Dataset items
(begin)

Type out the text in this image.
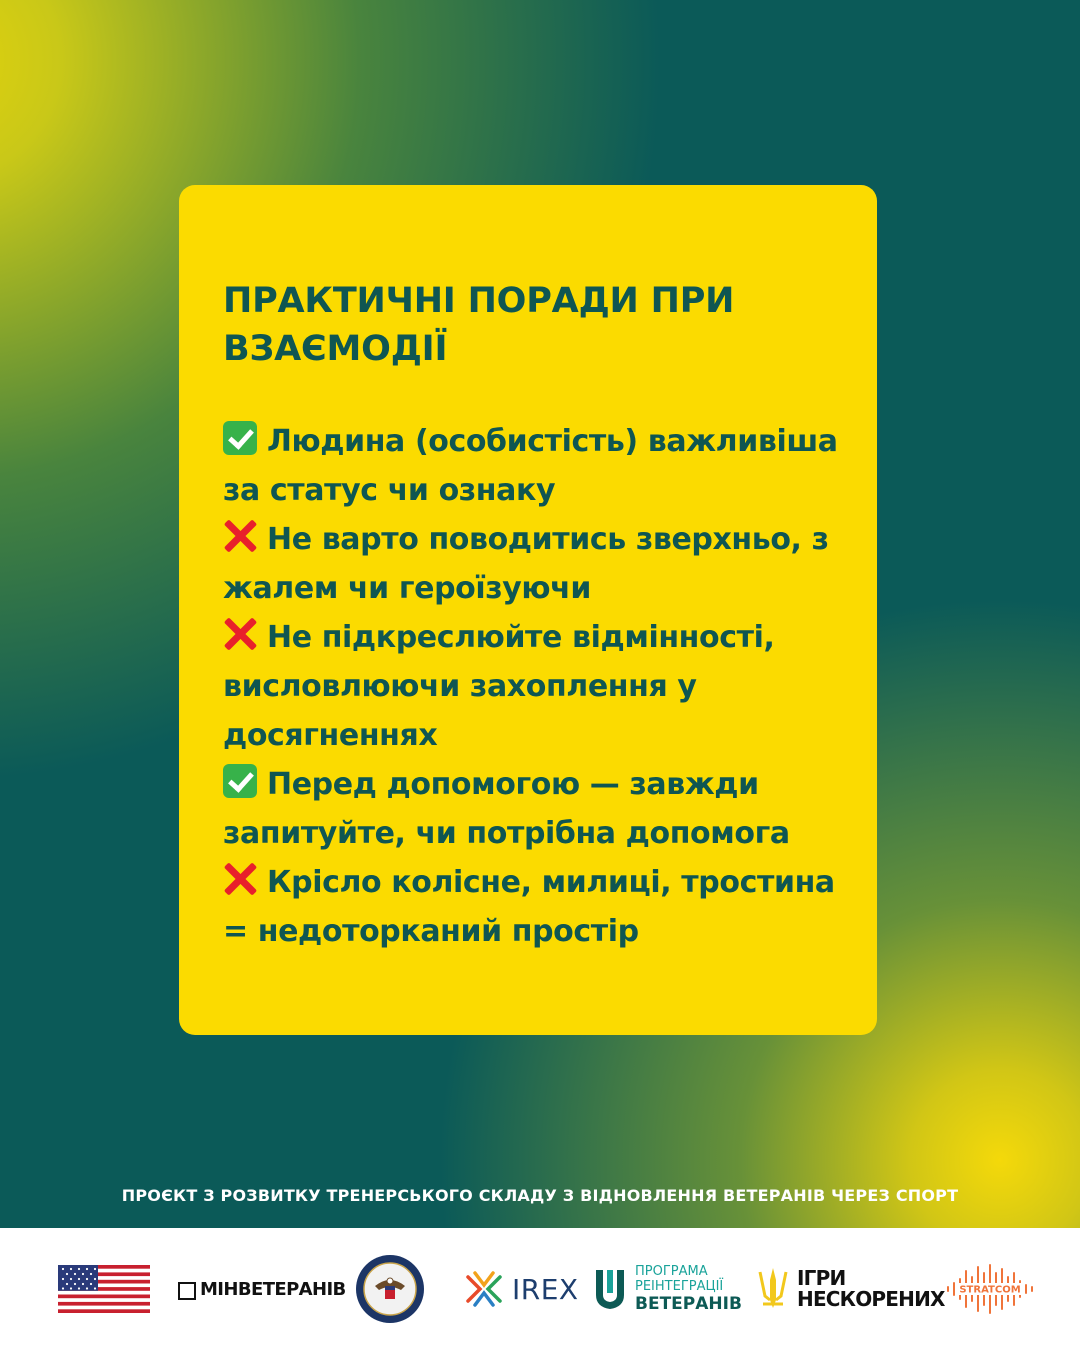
ПРАКТИЧНІ ПОРАДИ ПРИ ВЗАЄМОДІЇ
Людина (особистість) важливіша за статус чи ознаку
Не варто поводитись зверхньо, з жалем чи героїзуючи
Не підкреслюйте відмінності, висловлюючи захоплення у досягненнях
Перед допомогою — завжди запитуйте, чи потрібна допомога
Крісло колісне, милиці, тростина = недоторканий простір
ПРОЄКТ З РОЗВИТКУ ТРЕНЕРСЬКОГО СКЛАДУ З ВІДНОВЛЕННЯ ВЕТЕРАНІВ ЧЕРЕЗ СПОРТ
МІНВЕТЕРАНІВ	IREX
ПРОГРАМА
РЕІНТЕГРАЦІЇ
ВЕТЕРАНІВ
ІГРИ
НЕСКОРЕНИХ STRATCOM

(end)

● TASK TO CARRY OUT
All the records above need to be given again word for word. Skip the pictures.

● ANSWER FOR THIS EXERCISE
Type out the text in this image.
ПРАКТИЧНІ ПОРАДИ ПРИ ВЗАЄМОДІЇ
Людина (особистість) важливіша за статус чи ознаку
Не варто поводитись зверхньо, з жалем чи героїзуючи
Не підкреслюйте відмінності, висловлюючи захоплення у досягненнях
Перед допомогою — завжди запитуйте, чи потрібна допомога
Крісло колісне, милиці, тростина = недоторканий простір
ПРОЄКТ З РОЗВИТКУ ТРЕНЕРСЬКОГО СКЛАДУ З ВІДНОВЛЕННЯ ВЕТЕРАНІВ ЧЕРЕЗ СПОРТ
МІНВЕТЕРАНІВ	IREX
ПРОГРАМА
РЕІНТЕГРАЦІЇ
ВЕТЕРАНІВ
ІГРИ
НЕСКОРЕНИХ STRATCOM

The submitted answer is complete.